Goal of the exercise:
Reproduce the items exactly, from the first line through the line containing "size-cell: XS xyxy=(168,210,198,236)", with that line included.
'''
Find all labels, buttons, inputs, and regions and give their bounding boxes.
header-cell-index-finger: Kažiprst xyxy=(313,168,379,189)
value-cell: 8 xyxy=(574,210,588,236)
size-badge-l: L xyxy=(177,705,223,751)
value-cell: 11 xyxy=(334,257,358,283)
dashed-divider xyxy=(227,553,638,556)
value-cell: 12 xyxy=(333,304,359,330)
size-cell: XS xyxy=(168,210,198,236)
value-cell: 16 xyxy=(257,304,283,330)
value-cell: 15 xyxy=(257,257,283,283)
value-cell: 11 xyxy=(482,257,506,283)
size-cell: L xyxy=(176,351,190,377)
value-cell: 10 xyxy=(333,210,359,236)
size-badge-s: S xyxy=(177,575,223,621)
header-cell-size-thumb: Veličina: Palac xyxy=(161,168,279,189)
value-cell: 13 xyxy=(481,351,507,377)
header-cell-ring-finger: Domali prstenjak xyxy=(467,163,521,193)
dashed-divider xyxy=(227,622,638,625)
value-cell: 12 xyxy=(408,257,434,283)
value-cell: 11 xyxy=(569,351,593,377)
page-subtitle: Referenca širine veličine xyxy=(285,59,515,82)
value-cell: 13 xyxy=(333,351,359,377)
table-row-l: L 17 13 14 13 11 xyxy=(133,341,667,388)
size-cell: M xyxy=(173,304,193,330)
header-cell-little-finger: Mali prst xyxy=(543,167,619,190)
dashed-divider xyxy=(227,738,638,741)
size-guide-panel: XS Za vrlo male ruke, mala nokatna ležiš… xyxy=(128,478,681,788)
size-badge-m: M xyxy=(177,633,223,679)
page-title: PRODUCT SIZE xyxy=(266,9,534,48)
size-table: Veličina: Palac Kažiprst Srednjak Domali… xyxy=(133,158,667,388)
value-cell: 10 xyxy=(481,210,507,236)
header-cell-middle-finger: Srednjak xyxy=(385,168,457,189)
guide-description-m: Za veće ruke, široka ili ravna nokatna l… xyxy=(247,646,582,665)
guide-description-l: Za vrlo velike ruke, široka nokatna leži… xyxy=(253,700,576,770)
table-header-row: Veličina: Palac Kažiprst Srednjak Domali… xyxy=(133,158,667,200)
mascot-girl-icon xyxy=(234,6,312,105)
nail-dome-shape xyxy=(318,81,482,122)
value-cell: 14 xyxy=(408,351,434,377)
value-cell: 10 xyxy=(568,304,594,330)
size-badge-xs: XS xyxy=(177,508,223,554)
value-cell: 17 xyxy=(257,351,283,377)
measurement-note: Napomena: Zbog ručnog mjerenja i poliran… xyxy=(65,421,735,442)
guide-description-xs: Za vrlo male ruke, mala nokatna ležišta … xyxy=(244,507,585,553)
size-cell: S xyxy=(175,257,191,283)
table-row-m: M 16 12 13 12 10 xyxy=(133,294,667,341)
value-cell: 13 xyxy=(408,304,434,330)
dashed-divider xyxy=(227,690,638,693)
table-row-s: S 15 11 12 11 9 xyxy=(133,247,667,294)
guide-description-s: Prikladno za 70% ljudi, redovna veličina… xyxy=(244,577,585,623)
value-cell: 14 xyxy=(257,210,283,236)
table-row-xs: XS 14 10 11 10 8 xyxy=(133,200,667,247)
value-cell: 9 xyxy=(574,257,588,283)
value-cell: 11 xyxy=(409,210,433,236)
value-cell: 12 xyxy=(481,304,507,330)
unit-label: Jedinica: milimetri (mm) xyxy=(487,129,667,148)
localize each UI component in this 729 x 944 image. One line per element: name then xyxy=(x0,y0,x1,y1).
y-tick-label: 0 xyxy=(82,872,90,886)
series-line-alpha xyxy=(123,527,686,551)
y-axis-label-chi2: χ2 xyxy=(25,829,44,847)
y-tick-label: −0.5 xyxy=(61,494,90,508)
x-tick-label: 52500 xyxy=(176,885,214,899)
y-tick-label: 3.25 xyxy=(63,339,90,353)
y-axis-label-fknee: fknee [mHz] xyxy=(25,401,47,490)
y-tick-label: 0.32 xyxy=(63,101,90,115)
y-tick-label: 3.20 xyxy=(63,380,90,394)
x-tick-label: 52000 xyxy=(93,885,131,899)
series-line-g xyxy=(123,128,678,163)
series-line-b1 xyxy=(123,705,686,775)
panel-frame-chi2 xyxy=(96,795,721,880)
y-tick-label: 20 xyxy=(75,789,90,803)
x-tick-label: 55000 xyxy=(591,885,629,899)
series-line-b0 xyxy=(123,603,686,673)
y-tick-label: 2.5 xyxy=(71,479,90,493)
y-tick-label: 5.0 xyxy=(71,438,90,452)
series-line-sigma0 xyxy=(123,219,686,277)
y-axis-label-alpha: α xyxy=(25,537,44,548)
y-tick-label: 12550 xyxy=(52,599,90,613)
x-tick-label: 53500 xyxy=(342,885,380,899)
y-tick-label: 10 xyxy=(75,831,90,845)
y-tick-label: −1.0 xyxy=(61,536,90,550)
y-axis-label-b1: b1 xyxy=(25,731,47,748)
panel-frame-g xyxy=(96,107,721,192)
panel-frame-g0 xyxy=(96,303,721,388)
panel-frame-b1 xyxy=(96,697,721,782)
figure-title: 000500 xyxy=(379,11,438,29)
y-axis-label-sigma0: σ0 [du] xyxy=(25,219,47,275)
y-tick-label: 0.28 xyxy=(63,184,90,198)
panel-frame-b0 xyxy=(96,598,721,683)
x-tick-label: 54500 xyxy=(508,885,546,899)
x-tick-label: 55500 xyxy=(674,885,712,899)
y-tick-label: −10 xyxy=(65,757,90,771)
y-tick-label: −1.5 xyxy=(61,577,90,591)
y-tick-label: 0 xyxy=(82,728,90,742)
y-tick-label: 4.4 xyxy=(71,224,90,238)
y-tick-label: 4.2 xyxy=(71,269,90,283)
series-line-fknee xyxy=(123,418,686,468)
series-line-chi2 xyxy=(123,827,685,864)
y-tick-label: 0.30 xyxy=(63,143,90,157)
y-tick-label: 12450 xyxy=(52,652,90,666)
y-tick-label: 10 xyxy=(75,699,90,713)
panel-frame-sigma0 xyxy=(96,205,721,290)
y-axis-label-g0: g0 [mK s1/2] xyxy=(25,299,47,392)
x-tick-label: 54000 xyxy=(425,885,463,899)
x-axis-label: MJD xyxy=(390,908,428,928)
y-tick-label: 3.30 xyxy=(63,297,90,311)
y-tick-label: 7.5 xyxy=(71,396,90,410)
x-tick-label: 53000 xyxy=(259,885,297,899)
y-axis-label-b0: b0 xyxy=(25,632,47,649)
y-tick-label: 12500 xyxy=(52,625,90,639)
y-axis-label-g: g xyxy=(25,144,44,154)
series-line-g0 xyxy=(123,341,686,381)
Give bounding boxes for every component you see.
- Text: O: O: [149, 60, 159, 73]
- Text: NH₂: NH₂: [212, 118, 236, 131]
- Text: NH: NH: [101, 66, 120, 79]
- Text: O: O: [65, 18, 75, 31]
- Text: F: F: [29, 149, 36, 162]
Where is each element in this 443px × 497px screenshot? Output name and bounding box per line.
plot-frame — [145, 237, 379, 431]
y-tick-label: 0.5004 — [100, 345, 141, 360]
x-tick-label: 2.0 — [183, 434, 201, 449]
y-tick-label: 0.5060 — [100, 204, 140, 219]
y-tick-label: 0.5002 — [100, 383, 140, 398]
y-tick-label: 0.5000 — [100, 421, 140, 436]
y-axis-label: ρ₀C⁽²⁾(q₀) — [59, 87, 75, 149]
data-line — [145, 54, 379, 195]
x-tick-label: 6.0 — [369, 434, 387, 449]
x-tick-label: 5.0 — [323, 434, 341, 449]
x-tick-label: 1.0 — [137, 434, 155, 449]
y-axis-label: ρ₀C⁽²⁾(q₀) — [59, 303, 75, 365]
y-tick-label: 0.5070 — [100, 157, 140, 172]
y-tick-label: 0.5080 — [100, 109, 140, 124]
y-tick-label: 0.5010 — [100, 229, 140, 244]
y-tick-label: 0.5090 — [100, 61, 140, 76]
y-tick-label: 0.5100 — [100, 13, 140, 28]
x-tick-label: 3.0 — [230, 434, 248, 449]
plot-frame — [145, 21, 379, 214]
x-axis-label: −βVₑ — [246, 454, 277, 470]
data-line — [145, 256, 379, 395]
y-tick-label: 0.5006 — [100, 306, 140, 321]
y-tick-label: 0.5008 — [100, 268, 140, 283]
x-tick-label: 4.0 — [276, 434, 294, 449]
'''
Solved exercise:
Find all labels, buttons, inputs, and regions and give their bounding boxes.
header-cell-index-finger: Kažiprst xyxy=(313,168,379,189)
value-cell: 8 xyxy=(574,210,588,236)
size-badge-l: L xyxy=(177,705,223,751)
value-cell: 11 xyxy=(334,257,358,283)
dashed-divider xyxy=(227,553,638,556)
value-cell: 12 xyxy=(333,304,359,330)
size-cell: XS xyxy=(168,210,198,236)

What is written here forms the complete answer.